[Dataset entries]
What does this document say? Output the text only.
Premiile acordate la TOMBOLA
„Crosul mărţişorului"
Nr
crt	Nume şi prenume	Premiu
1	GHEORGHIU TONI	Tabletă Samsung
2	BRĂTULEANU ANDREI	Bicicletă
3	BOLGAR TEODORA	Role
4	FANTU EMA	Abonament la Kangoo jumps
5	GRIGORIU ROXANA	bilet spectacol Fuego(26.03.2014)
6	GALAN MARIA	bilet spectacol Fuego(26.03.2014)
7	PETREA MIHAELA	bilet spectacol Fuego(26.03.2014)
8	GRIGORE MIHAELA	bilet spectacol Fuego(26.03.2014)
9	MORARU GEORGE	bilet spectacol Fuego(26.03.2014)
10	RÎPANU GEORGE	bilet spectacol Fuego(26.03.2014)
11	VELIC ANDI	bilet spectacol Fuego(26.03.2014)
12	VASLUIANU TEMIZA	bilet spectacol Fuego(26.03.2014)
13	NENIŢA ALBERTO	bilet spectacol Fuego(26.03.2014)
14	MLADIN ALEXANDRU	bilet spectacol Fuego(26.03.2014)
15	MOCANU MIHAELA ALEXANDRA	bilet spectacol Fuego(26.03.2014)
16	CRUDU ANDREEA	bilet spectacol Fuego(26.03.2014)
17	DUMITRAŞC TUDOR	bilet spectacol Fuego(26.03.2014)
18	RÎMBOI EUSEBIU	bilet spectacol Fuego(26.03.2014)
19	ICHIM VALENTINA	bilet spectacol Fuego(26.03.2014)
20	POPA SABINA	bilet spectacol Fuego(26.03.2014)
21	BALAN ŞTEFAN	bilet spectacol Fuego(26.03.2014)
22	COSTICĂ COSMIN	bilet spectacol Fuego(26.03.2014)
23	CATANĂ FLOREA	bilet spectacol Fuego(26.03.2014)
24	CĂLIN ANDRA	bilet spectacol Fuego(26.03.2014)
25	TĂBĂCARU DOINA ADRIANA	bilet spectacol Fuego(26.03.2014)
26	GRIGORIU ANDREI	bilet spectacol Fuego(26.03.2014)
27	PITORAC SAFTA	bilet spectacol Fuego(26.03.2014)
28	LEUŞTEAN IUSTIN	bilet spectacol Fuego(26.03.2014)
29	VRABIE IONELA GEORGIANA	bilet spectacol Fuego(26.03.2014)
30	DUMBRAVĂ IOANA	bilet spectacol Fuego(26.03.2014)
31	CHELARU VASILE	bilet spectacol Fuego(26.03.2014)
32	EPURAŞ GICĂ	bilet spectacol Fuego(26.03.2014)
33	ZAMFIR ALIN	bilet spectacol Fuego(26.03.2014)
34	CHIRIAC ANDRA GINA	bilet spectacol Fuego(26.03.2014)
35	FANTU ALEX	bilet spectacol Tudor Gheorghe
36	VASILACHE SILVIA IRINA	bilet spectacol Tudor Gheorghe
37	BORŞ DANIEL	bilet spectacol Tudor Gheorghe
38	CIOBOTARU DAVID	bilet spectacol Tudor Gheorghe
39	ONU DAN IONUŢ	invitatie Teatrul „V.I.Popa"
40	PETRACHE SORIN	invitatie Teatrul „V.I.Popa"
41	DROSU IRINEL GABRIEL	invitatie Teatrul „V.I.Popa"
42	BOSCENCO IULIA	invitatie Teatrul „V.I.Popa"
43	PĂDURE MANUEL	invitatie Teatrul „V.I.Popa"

# [REQUIREMENT]
From the material given, work out how many lines hold the string "GEORGE"; state that number and nothing further.

# [SOLUTION BELOW]
2